WHAT YOU HAVE TO DO: Copy out every item below line for line with no changes, but omit the pictures.

==== MATERIAL SUPPLIED

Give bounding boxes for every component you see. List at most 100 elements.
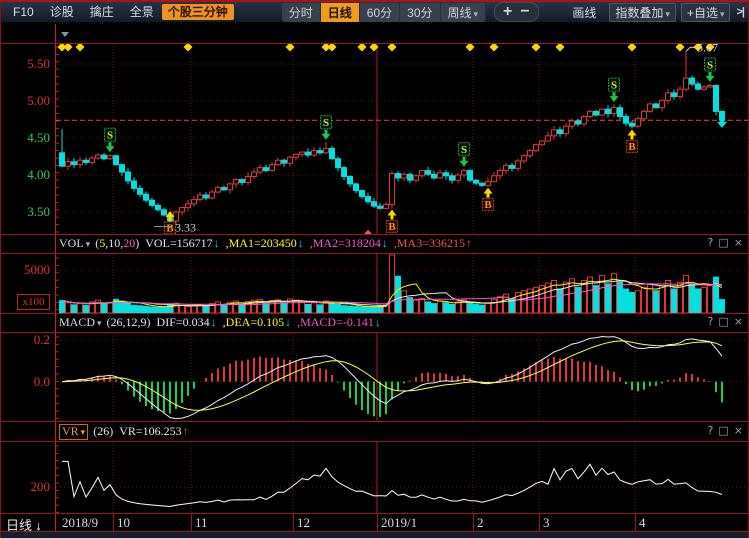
volume-chart[interactable] bbox=[56, 254, 749, 313]
time-axis-label: 4 bbox=[639, 515, 646, 531]
toolbar: F10诊股擒庄全景个股三分钟 分时日线60分30分周线▾ + − 画线指数叠加▾… bbox=[1, 2, 748, 22]
price-axis-label: 5.50 bbox=[0, 56, 50, 72]
indicator-name[interactable]: VR▾ bbox=[59, 424, 88, 440]
zoom-out-button[interactable]: − bbox=[520, 3, 529, 21]
time-axis-separator bbox=[539, 514, 540, 532]
time-axis-label: 10 bbox=[117, 515, 130, 531]
separator-line bbox=[0, 332, 749, 333]
time-axis-label: 2018/9 bbox=[62, 515, 98, 531]
zoom-group: + − bbox=[494, 2, 539, 22]
svg-text:S: S bbox=[461, 144, 467, 156]
app-window: F10诊股擒庄全景个股三分钟 分时日线60分30分周线▾ + − 画线指数叠加▾… bbox=[0, 0, 749, 538]
svg-text:S: S bbox=[707, 59, 713, 71]
svg-text:B: B bbox=[388, 221, 396, 233]
arrow-down-icon: ↓ bbox=[35, 518, 42, 533]
time-axis-label: 2 bbox=[477, 515, 484, 531]
period-tab[interactable]: 周线▾ bbox=[441, 3, 487, 22]
time-axis-label: 2019/1 bbox=[381, 515, 417, 531]
volume-unit-label: x100 bbox=[17, 294, 50, 310]
svg-text:S: S bbox=[107, 130, 113, 142]
period-tab[interactable]: 60分 bbox=[360, 3, 400, 22]
indicator-params: (26,12,9) bbox=[107, 315, 151, 330]
vol-panel-header: VOL▾(5,10,20)VOL=156717↓,MA1=203450↓,MA2… bbox=[56, 235, 748, 252]
svg-text:B: B bbox=[484, 199, 492, 211]
help-icon[interactable]: ? bbox=[708, 236, 714, 249]
maximize-icon[interactable]: □ bbox=[718, 236, 728, 249]
period-tab[interactable]: 分时 bbox=[282, 3, 321, 22]
toolbar-menu-item[interactable]: 诊股 bbox=[42, 4, 82, 20]
arrow-up-icon: ↑ bbox=[183, 424, 189, 438]
toolbar-right-group: 画线指数叠加▾ +自选▾ bbox=[564, 3, 730, 22]
svg-text:3.33: 3.33 bbox=[175, 221, 196, 234]
candlestick-chart[interactable]: SSSSSBBBB3.335.67 bbox=[56, 43, 749, 234]
arrow-down-icon: ↓ bbox=[382, 236, 388, 250]
arrow-down-icon: ↓ bbox=[375, 315, 381, 329]
vr-panel-header: VR▾(26)VR=106.253↑?□× bbox=[56, 423, 748, 440]
indicator-readout: ,MA3=336215↑ bbox=[394, 236, 472, 251]
chevron-down-icon: ▾ bbox=[665, 9, 670, 20]
indicator-name[interactable]: VOL▾ bbox=[59, 236, 90, 251]
toolbar-menu-item[interactable]: 擒庄 bbox=[82, 4, 122, 20]
close-icon[interactable]: × bbox=[734, 236, 743, 249]
arrow-down-icon: ↓ bbox=[285, 315, 291, 329]
close-icon[interactable]: × bbox=[734, 315, 743, 328]
svg-text:S: S bbox=[323, 117, 329, 129]
chevron-down-icon: ▾ bbox=[720, 9, 725, 20]
zoom-in-button[interactable]: + bbox=[503, 3, 512, 21]
indicator-readout: DIF=0.034↓ bbox=[157, 315, 217, 330]
toolbar-menu-item[interactable]: F10 bbox=[5, 4, 42, 20]
toolbar-menu-item[interactable]: 个股三分钟 bbox=[162, 4, 234, 20]
time-axis-label: 3 bbox=[543, 515, 550, 531]
toolbar-action-draw-line[interactable]: 画线 bbox=[564, 3, 604, 22]
vr-axis-label: 200 bbox=[0, 479, 50, 495]
separator-line bbox=[0, 421, 749, 422]
chevron-down-icon: ▾ bbox=[474, 9, 479, 20]
close-icon[interactable]: × bbox=[734, 424, 743, 437]
maximize-icon[interactable]: □ bbox=[718, 424, 728, 437]
help-icon[interactable]: ? bbox=[708, 424, 714, 437]
time-axis-label: 11 bbox=[195, 515, 208, 531]
arrow-up-icon: ↑ bbox=[466, 236, 472, 250]
volume-axis-label: 5000 bbox=[0, 262, 50, 278]
price-axis-label: 3.50 bbox=[0, 204, 50, 220]
indicator-readout: VR=106.253↑ bbox=[119, 424, 188, 439]
time-axis-separator bbox=[473, 514, 474, 532]
indicator-name[interactable]: MACD▾ bbox=[59, 315, 102, 330]
svg-text:S: S bbox=[611, 80, 617, 92]
indicator-readout: ,MA2=318204↓ bbox=[310, 236, 388, 251]
macd-panel-header: MACD▾(26,12,9)DIF=0.034↓,DEA=0.105↓,MACD… bbox=[56, 314, 748, 331]
macd-axis-label-zero: 0.0 bbox=[0, 374, 50, 390]
help-icon[interactable]: ? bbox=[708, 315, 714, 328]
maximize-icon[interactable]: □ bbox=[718, 315, 728, 328]
panel-controls: ? □ × bbox=[703, 236, 743, 249]
period-tab[interactable]: 30分 bbox=[400, 3, 440, 22]
bottom-strip bbox=[0, 532, 749, 538]
collapse-panel-icon[interactable]: >| bbox=[736, 6, 744, 18]
period-selector-label: 日线 bbox=[6, 518, 32, 533]
svg-text:B: B bbox=[166, 223, 174, 235]
indicator-readout: ,DEA=0.105↓ bbox=[223, 315, 291, 330]
toolbar-menu-item[interactable]: 全景 bbox=[122, 4, 162, 20]
time-axis-separator bbox=[635, 514, 636, 532]
macd-axis-label-top: 0.2 bbox=[0, 332, 50, 348]
macd-chart[interactable] bbox=[56, 333, 749, 421]
panel-controls: ? □ × bbox=[703, 315, 743, 328]
separator-line bbox=[0, 441, 749, 442]
separator-line bbox=[0, 43, 749, 44]
price-axis-label: 4.50 bbox=[0, 130, 50, 146]
separator-line bbox=[0, 253, 749, 254]
svg-text:B: B bbox=[628, 141, 636, 153]
indicator-readout: ,MA1=203450↓ bbox=[226, 236, 304, 251]
vr-chart[interactable] bbox=[56, 442, 749, 513]
svg-text:5.67: 5.67 bbox=[697, 43, 718, 54]
toolbar-action-button[interactable]: +自选▾ bbox=[681, 3, 731, 22]
toolbar-action-button[interactable]: 指数叠加▾ bbox=[609, 3, 676, 22]
panel-controls: ? □ × bbox=[703, 424, 743, 437]
time-axis-separator bbox=[377, 514, 378, 532]
chevron-down-icon: ▾ bbox=[81, 426, 86, 439]
chart-collapse-triangle-icon[interactable] bbox=[61, 32, 69, 37]
toolbar-menu: F10诊股擒庄全景个股三分钟 bbox=[5, 3, 234, 21]
chevron-down-icon: ▾ bbox=[97, 318, 102, 329]
indicator-readout: VOL=156717↓ bbox=[145, 236, 219, 251]
period-tab[interactable]: 日线 bbox=[321, 3, 360, 22]
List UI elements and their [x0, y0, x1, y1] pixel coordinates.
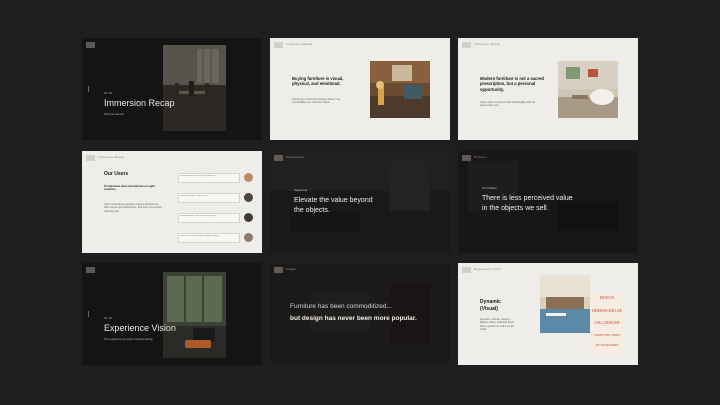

========

FINISHED TASK:
Give bounding boxes for every component you see. List at most 100 elements.
volume-chart[interactable] bbox=[56, 254, 749, 313]
time-axis-label: 4 bbox=[639, 515, 646, 531]
toolbar: F10诊股擒庄全景个股三分钟 分时日线60分30分周线▾ + − 画线指数叠加▾… bbox=[1, 2, 748, 22]
price-axis-label: 5.50 bbox=[0, 56, 50, 72]
indicator-name[interactable]: VR▾ bbox=[59, 424, 88, 440]
zoom-out-button[interactable]: − bbox=[520, 3, 529, 21]
time-axis-separator bbox=[539, 514, 540, 532]
time-axis-label: 10 bbox=[117, 515, 130, 531]
separator-line bbox=[0, 332, 749, 333]
time-axis-label: 2018/9 bbox=[62, 515, 98, 531]
zoom-group: + − bbox=[494, 2, 539, 22]
svg-text:S: S bbox=[461, 144, 467, 156]
app-window: F10诊股擒庄全景个股三分钟 分时日线60分30分周线▾ + − 画线指数叠加▾… bbox=[0, 0, 749, 538]
svg-text:S: S bbox=[707, 59, 713, 71]
svg-text:B: B bbox=[388, 221, 396, 233]
arrow-down-icon: ↓ bbox=[35, 518, 42, 533]
time-axis-label: 2 bbox=[477, 515, 484, 531]
period-tab[interactable]: 周线▾ bbox=[441, 3, 487, 22]
time-axis-label: 2019/1 bbox=[381, 515, 417, 531]
volume-unit-label: x100 bbox=[17, 294, 50, 310]
svg-text:S: S bbox=[107, 130, 113, 142]
period-tab[interactable]: 60分 bbox=[360, 3, 400, 22]
indicator-params: (26,12,9) bbox=[107, 315, 151, 330]
vol-panel-header: VOL▾(5,10,20)VOL=156717↓,MA1=203450↓,MA2… bbox=[56, 235, 748, 252]
svg-text:B: B bbox=[484, 199, 492, 211]
help-icon[interactable]: ? bbox=[708, 236, 714, 249]
maximize-icon[interactable]: □ bbox=[718, 236, 728, 249]
period-tab[interactable]: 分时 bbox=[282, 3, 321, 22]
toolbar-menu-item[interactable]: 诊股 bbox=[42, 4, 82, 20]
arrow-up-icon: ↑ bbox=[183, 424, 189, 438]
toolbar-right-group: 画线指数叠加▾ +自选▾ bbox=[564, 3, 730, 22]
svg-text:3.33: 3.33 bbox=[175, 221, 196, 234]
candlestick-chart[interactable]: SSSSSBBBB3.335.67 bbox=[56, 43, 749, 234]
arrow-down-icon: ↓ bbox=[382, 236, 388, 250]
arrow-down-icon: ↓ bbox=[375, 315, 381, 329]
vr-panel-header: VR▾(26)VR=106.253↑?□× bbox=[56, 423, 748, 440]
indicator-readout: ,MA3=336215↑ bbox=[394, 236, 472, 251]
chevron-down-icon: ▾ bbox=[665, 9, 670, 20]
indicator-name[interactable]: VOL▾ bbox=[59, 236, 90, 251]
toolbar-menu-item[interactable]: 擒庄 bbox=[82, 4, 122, 20]
close-icon[interactable]: × bbox=[734, 236, 743, 249]
arrow-down-icon: ↓ bbox=[285, 315, 291, 329]
close-icon[interactable]: × bbox=[734, 315, 743, 328]
svg-text:S: S bbox=[323, 117, 329, 129]
chevron-down-icon: ▾ bbox=[720, 9, 725, 20]
zoom-in-button[interactable]: + bbox=[503, 3, 512, 21]
indicator-readout: DIF=0.034↓ bbox=[157, 315, 217, 330]
toolbar-menu-item[interactable]: F10 bbox=[5, 4, 42, 20]
toolbar-menu-item[interactable]: 个股三分钟 bbox=[162, 4, 234, 20]
time-axis-label: 3 bbox=[543, 515, 550, 531]
toolbar-action-draw-line[interactable]: 画线 bbox=[564, 3, 604, 22]
vr-axis-label: 200 bbox=[0, 479, 50, 495]
separator-line bbox=[0, 421, 749, 422]
chevron-down-icon: ▾ bbox=[474, 9, 479, 20]
close-icon[interactable]: × bbox=[734, 424, 743, 437]
maximize-icon[interactable]: □ bbox=[718, 424, 728, 437]
help-icon[interactable]: ? bbox=[708, 424, 714, 437]
time-axis-label: 11 bbox=[195, 515, 208, 531]
arrow-up-icon: ↑ bbox=[466, 236, 472, 250]
volume-axis-label: 5000 bbox=[0, 262, 50, 278]
price-axis-label: 3.50 bbox=[0, 204, 50, 220]
indicator-readout: VR=106.253↑ bbox=[119, 424, 188, 439]
time-axis-separator bbox=[473, 514, 474, 532]
indicator-name[interactable]: MACD▾ bbox=[59, 315, 102, 330]
svg-text:S: S bbox=[611, 80, 617, 92]
indicator-readout: ,MA2=318204↓ bbox=[310, 236, 388, 251]
macd-panel-header: MACD▾(26,12,9)DIF=0.034↓,DEA=0.105↓,MACD… bbox=[56, 314, 748, 331]
macd-axis-label-zero: 0.0 bbox=[0, 374, 50, 390]
help-icon[interactable]: ? bbox=[708, 315, 714, 328]
maximize-icon[interactable]: □ bbox=[718, 315, 728, 328]
panel-controls: ? □ × bbox=[703, 236, 743, 249]
period-tab[interactable]: 30分 bbox=[400, 3, 440, 22]
bottom-strip bbox=[0, 532, 749, 538]
collapse-panel-icon[interactable]: >| bbox=[736, 6, 744, 18]
period-selector-label: 日线 bbox=[6, 518, 32, 533]
svg-text:B: B bbox=[166, 223, 174, 235]
indicator-readout: ,DEA=0.105↓ bbox=[223, 315, 291, 330]
toolbar-menu-item[interactable]: 全景 bbox=[122, 4, 162, 20]
time-axis-separator bbox=[635, 514, 636, 532]
macd-axis-label-top: 0.2 bbox=[0, 332, 50, 348]
macd-chart[interactable] bbox=[56, 333, 749, 421]
panel-controls: ? □ × bbox=[703, 315, 743, 328]
separator-line bbox=[0, 441, 749, 442]
separator-line bbox=[0, 43, 749, 44]
price-axis-label: 4.50 bbox=[0, 130, 50, 146]
separator-line bbox=[0, 253, 749, 254]
svg-text:B: B bbox=[628, 141, 636, 153]
indicator-readout: ,MA1=203450↓ bbox=[226, 236, 304, 251]
vr-chart[interactable] bbox=[56, 442, 749, 513]
svg-text:5.67: 5.67 bbox=[697, 43, 718, 54]
toolbar-action-button[interactable]: +自选▾ bbox=[681, 3, 731, 22]
toolbar-action-button[interactable]: 指数叠加▾ bbox=[609, 3, 676, 22]
panel-controls: ? □ × bbox=[703, 424, 743, 437]
time-axis-separator bbox=[377, 514, 378, 532]
chevron-down-icon: ▾ bbox=[81, 426, 86, 439]
chart-collapse-triangle-icon[interactable] bbox=[61, 32, 69, 37]
toolbar-menu: F10诊股擒庄全景个股三分钟 bbox=[5, 3, 234, 21]
chevron-down-icon: ▾ bbox=[97, 318, 102, 329]
indicator-readout: VOL=156717↓ bbox=[145, 236, 219, 251]
period-tab[interactable]: 日线 bbox=[321, 3, 360, 22]
List UI elements and their [x0, y0, x1, y1] pixel coordinates.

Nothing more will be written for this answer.